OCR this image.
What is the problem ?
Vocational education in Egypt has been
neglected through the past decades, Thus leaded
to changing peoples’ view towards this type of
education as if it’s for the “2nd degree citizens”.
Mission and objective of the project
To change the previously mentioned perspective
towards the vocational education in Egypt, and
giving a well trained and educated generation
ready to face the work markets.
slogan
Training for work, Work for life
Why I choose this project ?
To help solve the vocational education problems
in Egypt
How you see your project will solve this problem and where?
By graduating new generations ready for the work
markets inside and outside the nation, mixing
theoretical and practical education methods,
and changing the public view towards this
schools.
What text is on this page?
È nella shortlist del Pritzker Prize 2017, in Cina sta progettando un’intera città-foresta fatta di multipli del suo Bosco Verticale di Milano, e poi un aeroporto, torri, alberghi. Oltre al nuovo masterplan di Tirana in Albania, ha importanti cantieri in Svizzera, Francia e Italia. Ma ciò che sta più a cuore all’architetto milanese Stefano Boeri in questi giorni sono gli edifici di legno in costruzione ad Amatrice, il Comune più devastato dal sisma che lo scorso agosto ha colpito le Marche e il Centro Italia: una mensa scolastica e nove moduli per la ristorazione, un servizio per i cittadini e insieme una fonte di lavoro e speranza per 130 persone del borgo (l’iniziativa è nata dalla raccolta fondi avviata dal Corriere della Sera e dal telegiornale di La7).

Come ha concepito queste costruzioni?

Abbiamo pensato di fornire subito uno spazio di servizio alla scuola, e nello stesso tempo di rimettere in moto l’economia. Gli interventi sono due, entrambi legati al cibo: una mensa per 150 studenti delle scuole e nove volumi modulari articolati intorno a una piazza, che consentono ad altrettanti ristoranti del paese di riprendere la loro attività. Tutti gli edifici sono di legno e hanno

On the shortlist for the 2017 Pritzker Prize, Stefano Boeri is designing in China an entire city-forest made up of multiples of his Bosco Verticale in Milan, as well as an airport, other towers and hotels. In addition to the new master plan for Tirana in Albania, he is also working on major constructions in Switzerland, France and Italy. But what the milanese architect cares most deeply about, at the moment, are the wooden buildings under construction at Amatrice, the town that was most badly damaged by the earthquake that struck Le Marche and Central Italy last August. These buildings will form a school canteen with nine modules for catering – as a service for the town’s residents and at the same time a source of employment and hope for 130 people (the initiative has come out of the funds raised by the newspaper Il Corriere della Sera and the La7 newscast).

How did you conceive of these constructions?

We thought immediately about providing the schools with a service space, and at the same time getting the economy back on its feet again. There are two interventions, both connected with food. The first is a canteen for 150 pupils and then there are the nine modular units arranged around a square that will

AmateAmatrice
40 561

☆ ☆ ☆

- **Written exercise**
Make a list of all lines in the data that contain "solve".

- **Reply**
To help solve the vocational education problems
How you see your project will solve this problem and where?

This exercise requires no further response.